Source excerpt:
____

Interesting. But not written by me.
(Not that this would necessarily be a post I'd have to be ashamed of.
Which sometimes happens with stuff that _is_ written by me ;)
In article <200008020053.RAA00405@eng2.sequent.com>,
Linus Torvalds <email@example.com> wrote:
>I personally think that a redesign of a major subsystem is doomed
>to failure, *unless* that redesign has some specific goals it can
>be measured against. The measurements need not be strictly quantitative,
>although comparisons like "the kernel build on my machine sure seemed
>a lot faster - it was done before I came back with my cup of coffee"
>seem quite weak.
>Today everyone seems to want Linux to solve all of their problems.
>Heck, even here at IBM we want it to run on 390 architecture, on
>PC's made by Netfinity, IA64 platforms, and heck, we'd even like it
>to scale to our 64 processors, 64 GB machines running databases such
>as those that track British Telecom's call load, department stores
>inventories, Boeing's plane parts, etc. etc. And then there are cool
>things like Crusoe or small embedded systems that have very different
>What I'd *really* love to see is a description of the "sweet spot"
>that new subsystems in Linux should be designed to handle. For
>instance, should the 2.5 VM subsystem optimize for 16 K memories?
>Gawd, I hope not. What about 256 MB? 1 GB? My next laptop comes
>with 256 MB, I hope Linux runs well on it. If my laptop is that
>big today, what will typical systems be in two years (when 2.5
>enters test29-pre12 ;-)

____

Data section:
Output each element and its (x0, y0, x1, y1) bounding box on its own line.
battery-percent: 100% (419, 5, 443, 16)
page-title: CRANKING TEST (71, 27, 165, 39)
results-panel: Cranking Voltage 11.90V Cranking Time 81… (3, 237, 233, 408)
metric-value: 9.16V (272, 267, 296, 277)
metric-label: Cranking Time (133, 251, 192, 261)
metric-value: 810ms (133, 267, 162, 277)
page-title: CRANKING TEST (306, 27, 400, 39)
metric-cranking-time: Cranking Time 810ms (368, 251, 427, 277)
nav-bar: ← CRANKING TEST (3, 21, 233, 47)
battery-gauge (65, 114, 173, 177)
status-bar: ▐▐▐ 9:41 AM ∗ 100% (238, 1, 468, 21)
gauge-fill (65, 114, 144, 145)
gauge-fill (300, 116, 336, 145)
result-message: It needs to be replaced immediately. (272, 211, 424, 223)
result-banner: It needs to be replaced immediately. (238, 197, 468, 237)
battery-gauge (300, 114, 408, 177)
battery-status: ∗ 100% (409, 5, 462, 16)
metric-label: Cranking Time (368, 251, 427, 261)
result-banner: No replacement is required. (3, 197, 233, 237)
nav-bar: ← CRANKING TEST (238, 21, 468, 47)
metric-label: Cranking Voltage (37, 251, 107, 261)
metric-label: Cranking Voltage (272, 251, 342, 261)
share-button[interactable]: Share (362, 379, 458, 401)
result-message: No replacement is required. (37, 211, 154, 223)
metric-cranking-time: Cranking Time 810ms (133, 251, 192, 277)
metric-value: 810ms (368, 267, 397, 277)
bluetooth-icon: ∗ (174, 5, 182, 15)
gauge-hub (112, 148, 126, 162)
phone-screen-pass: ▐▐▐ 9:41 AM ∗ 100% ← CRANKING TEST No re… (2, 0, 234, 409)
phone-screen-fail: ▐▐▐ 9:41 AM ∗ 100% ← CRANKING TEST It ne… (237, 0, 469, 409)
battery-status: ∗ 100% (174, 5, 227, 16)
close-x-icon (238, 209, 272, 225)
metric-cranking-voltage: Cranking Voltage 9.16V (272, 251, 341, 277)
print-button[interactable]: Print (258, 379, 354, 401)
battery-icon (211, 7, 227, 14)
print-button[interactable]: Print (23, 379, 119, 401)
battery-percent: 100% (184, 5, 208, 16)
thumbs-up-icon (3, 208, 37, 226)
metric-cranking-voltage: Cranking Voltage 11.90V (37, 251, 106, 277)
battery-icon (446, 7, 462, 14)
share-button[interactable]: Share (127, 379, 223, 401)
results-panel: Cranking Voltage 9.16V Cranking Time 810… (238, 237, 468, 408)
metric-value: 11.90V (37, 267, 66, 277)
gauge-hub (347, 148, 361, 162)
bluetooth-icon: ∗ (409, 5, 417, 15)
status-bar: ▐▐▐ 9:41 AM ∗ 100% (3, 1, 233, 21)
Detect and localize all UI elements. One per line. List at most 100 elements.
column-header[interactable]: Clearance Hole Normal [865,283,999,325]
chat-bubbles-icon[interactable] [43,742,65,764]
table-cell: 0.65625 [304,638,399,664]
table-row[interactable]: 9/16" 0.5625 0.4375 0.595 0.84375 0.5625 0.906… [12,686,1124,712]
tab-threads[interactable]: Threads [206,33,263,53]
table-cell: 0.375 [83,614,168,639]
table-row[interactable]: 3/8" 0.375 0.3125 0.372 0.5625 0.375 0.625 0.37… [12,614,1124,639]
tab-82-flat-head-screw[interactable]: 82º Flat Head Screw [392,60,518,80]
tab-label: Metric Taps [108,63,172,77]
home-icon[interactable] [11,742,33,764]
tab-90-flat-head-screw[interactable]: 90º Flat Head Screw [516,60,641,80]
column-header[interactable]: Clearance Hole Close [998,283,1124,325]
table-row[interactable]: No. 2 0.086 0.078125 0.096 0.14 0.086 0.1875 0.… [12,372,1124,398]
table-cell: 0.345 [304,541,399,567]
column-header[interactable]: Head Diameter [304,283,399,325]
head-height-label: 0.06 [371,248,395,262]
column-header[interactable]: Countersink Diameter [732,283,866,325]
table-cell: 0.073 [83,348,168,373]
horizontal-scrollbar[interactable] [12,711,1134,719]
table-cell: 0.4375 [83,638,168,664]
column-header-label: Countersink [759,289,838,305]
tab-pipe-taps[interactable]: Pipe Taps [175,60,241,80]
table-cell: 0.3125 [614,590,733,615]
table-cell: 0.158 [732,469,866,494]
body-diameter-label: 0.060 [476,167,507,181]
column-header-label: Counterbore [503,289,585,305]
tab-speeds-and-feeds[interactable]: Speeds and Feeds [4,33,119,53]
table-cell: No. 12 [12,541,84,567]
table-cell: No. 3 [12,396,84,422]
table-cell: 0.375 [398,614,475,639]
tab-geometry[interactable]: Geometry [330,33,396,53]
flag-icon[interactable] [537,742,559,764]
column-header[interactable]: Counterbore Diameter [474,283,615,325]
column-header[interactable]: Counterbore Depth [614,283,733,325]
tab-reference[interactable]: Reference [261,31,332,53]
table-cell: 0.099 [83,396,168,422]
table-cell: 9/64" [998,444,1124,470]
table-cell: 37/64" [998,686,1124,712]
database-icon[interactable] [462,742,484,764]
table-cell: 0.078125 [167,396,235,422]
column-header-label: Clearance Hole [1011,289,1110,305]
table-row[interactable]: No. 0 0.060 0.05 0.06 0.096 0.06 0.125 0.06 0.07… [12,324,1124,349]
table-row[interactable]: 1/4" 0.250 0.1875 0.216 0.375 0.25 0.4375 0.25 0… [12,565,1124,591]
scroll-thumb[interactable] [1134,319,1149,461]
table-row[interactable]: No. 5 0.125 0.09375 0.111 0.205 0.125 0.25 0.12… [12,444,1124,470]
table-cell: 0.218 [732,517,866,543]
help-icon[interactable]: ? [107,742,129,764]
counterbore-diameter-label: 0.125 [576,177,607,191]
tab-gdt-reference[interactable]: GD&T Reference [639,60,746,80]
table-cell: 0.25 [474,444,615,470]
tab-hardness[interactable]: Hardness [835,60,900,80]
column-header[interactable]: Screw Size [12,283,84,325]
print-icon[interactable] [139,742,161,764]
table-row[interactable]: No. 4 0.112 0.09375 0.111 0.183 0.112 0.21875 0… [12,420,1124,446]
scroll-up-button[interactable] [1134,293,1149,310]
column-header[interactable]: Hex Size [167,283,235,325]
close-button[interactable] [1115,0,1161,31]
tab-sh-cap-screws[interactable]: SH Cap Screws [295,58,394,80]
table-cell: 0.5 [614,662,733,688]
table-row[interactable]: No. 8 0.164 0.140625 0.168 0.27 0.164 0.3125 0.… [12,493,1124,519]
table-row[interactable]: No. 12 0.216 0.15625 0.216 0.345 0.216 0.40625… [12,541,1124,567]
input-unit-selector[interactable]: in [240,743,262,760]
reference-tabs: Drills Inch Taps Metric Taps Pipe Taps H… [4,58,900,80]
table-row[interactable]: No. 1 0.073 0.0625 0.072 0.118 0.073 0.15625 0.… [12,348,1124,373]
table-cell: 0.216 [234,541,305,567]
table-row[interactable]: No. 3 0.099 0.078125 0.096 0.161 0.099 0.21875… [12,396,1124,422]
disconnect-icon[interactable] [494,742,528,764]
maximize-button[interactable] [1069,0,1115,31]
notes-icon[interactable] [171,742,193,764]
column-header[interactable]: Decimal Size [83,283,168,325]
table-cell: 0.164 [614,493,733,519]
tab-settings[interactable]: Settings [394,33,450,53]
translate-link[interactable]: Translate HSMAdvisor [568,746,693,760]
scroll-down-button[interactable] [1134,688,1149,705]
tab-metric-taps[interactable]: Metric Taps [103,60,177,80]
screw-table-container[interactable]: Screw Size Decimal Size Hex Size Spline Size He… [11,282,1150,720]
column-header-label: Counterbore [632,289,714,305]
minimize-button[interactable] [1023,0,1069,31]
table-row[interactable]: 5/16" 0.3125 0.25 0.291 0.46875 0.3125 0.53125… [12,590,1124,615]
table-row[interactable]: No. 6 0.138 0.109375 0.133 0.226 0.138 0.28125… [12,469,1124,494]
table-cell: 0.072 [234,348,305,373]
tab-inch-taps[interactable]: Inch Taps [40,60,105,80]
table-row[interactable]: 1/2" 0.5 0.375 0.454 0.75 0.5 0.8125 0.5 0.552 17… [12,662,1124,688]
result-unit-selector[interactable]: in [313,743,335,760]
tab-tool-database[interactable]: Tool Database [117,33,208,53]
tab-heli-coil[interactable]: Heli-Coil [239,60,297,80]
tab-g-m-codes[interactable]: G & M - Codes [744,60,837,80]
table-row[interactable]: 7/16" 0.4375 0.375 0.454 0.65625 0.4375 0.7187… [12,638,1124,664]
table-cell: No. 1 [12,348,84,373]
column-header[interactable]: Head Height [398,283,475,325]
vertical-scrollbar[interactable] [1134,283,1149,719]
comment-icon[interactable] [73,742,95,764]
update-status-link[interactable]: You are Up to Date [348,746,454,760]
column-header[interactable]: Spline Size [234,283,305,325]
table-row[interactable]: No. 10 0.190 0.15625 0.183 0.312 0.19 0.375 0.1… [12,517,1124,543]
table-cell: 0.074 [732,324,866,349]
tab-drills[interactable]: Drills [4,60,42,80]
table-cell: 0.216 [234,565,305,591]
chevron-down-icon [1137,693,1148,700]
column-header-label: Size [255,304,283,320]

____

Goal A:
In the Linux mailing list post, how much memory does the quoted writer's next laptop come with?
Goal B:
Continue the Linux mailing list post from its final line.

Exercise result A:
256 MB

Exercise result B:
>Also, what is the "typical" workload for a desktop? For a small
>server? What is similar between those two workloads? What are the
>noteable differences? For instance, here's a stab at a few things
>I'd love to considered as part of the "sweet spot" for, say, 2.5:
> 1) Physical memory sizes between 256 MB and 1 GB
> 2) 1-4 CPUs (okay, big laptop, but I can dream... ;-)
> 3) 100 - 200 GB disk storage (probably about 2-4 disks
> worth, right? ;-) How does this affect the buffer/
> page cache?
> 4) < 100 instantiated processes, mostly servers, usually less
> than 2 CPU-hungry tasks running at once (and one most
> likely a game). Typical applications are X servers,
> napster clients (er, or the next underground instantiation),
> small web server, netscape (oops, may need to up that
> physical memory requirement), compiler/application
> development environment.
> 5) Primarily single user at the console
> 1) Physical memory sizes between 1 GB and 16 GB
> 2) 4-16 CPUs
> 3) ~500 disks, or up to about 1 TB of disk storage
> 4) < 1000 instantiated processes, many servers and/or users
> (e.g. ISP, web server, news server, irc server, ftp server)
> 5) Small ISP, 50-100 active users
>Big Honkin' Enterprise Class
> 1) Physical memory size of 64 GB or more
> 2) 16-256 CPUs (possibly clustered in groups of 16-64,
> depending on type of workload) And yes, some vendors
> produce machines of this size today!)
> 3) ~5000 disks, or up to 100 TB of disk storage
> 4) 10,000+ processes, thousands of threads, heavy web server and
> network traffic, several large databases, thousands of users
> doing data entry, queries, business decision support, full
> data scans, large SETI at home processes, etc.
> 5) Large, commercial data center, used by Fortune 1000 folks
> to run a real business. 100's, 1000's of active users...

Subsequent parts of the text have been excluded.